╭──

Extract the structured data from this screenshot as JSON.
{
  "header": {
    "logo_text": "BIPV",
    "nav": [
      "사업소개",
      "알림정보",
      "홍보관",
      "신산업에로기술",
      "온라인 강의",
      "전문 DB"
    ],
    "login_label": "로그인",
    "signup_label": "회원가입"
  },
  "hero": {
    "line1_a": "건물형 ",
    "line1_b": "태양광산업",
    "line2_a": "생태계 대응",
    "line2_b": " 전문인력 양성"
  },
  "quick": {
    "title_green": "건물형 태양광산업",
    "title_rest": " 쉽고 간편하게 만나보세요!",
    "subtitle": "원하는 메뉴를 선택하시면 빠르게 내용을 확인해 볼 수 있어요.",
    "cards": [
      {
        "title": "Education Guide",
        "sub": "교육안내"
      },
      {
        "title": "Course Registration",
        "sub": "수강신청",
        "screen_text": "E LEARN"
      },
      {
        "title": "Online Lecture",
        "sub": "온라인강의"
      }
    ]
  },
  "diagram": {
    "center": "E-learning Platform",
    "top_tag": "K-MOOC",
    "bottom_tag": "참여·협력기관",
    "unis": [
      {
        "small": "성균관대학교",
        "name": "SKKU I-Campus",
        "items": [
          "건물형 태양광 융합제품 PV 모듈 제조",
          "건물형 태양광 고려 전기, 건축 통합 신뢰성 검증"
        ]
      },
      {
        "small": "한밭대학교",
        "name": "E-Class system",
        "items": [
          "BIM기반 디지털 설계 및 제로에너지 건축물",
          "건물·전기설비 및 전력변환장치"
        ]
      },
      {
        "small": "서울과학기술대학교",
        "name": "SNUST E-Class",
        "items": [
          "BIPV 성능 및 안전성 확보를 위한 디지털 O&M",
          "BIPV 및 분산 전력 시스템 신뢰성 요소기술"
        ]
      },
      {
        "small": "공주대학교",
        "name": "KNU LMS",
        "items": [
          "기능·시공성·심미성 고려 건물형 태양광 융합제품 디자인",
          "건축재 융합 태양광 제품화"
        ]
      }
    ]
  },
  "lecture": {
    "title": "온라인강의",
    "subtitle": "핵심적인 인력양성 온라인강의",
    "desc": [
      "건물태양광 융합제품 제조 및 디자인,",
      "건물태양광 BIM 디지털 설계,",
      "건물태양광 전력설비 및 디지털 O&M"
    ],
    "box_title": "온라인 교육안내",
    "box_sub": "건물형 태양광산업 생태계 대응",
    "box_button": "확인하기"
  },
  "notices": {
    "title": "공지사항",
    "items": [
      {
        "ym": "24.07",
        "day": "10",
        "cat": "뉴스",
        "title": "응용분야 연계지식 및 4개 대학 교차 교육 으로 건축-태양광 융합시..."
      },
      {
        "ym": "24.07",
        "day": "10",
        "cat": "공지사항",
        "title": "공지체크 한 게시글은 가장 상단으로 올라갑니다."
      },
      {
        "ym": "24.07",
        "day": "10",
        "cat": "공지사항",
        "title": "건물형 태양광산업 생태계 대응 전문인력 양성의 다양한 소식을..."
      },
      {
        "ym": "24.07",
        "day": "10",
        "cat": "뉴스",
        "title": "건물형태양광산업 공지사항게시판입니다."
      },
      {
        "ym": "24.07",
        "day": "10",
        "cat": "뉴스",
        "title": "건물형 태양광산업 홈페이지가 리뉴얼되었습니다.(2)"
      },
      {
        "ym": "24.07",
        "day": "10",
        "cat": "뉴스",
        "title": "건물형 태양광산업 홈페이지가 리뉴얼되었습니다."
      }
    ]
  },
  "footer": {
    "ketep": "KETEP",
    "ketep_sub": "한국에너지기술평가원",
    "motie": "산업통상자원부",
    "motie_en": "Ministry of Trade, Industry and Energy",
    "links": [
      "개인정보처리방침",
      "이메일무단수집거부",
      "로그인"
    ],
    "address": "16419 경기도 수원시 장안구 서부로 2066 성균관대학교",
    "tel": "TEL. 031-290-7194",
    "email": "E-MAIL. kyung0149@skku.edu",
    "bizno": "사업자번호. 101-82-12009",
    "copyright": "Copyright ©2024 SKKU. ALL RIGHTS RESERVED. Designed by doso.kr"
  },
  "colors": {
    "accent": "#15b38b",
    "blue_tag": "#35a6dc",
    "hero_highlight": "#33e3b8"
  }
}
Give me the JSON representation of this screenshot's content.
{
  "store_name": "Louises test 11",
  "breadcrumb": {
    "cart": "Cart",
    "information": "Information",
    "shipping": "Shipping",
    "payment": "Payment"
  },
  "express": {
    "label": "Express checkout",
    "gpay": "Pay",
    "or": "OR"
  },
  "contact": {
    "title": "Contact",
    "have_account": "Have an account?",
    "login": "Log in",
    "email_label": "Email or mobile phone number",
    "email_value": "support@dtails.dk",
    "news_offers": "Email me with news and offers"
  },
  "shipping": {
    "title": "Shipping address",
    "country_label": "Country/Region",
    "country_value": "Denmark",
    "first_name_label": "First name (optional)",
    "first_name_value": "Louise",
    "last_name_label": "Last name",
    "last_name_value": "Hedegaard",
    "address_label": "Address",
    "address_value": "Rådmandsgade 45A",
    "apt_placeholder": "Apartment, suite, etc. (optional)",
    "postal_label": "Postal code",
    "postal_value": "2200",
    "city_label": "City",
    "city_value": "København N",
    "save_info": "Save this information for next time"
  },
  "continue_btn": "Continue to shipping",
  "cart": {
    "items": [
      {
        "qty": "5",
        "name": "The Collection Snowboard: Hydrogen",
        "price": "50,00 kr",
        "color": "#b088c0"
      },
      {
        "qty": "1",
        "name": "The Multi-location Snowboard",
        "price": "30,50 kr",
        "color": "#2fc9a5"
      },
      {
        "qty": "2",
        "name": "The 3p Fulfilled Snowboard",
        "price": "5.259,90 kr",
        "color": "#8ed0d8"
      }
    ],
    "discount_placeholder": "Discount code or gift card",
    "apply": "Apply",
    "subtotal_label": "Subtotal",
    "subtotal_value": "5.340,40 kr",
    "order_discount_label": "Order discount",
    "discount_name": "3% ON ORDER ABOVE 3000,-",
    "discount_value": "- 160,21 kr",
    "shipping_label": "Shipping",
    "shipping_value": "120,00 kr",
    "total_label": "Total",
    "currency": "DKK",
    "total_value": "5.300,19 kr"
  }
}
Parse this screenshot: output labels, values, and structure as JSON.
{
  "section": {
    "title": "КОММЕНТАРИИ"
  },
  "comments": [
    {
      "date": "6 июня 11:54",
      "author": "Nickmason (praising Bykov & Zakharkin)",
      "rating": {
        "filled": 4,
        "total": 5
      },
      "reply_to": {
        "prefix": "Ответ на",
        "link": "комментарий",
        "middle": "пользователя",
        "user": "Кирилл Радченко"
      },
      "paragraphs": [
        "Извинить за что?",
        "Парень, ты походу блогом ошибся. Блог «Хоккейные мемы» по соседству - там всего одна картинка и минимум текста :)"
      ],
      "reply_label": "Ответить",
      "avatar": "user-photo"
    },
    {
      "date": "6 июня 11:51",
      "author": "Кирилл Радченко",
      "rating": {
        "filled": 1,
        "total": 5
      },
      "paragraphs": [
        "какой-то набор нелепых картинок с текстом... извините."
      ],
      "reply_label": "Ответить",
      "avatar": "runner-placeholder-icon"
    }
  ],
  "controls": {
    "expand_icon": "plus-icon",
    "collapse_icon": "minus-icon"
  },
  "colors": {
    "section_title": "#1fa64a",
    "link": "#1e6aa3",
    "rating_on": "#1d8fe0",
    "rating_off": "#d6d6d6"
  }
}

╰──

▸ REQUIREMENT
Going through the entries above line by line, work out how many lines include the word "screenshot". Only the number is required.

▸ RESPONSE BELOW
3